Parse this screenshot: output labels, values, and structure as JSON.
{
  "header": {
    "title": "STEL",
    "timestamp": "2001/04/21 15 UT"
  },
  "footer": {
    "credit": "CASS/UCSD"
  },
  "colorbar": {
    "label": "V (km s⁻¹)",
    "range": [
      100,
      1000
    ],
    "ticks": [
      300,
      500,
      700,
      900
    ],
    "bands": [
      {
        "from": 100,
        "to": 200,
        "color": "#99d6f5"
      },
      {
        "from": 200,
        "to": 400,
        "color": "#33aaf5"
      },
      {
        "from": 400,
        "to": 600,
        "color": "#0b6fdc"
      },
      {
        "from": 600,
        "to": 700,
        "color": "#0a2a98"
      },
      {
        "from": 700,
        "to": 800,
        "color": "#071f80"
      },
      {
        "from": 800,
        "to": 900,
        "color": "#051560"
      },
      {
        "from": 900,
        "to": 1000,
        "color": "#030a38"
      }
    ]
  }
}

» Directions for this task
Write out every entry again, keeping each line exactly the same.

» Task result
Parse this screenshot: output labels, values, and structure as JSON.
{
  "header": {
    "title": "STEL",
    "timestamp": "2001/04/21 15 UT"
  },
  "footer": {
    "credit": "CASS/UCSD"
  },
  "colorbar": {
    "label": "V (km s⁻¹)",
    "range": [
      100,
      1000
    ],
    "ticks": [
      300,
      500,
      700,
      900
    ],
    "bands": [
      {
        "from": 100,
        "to": 200,
        "color": "#99d6f5"
      },
      {
        "from": 200,
        "to": 400,
        "color": "#33aaf5"
      },
      {
        "from": 400,
        "to": 600,
        "color": "#0b6fdc"
      },
      {
        "from": 600,
        "to": 700,
        "color": "#0a2a98"
      },
      {
        "from": 700,
        "to": 800,
        "color": "#071f80"
      },
      {
        "from": 800,
        "to": 900,
        "color": "#051560"
      },
      {
        "from": 900,
        "to": 1000,
        "color": "#030a38"
      }
    ]
  }
}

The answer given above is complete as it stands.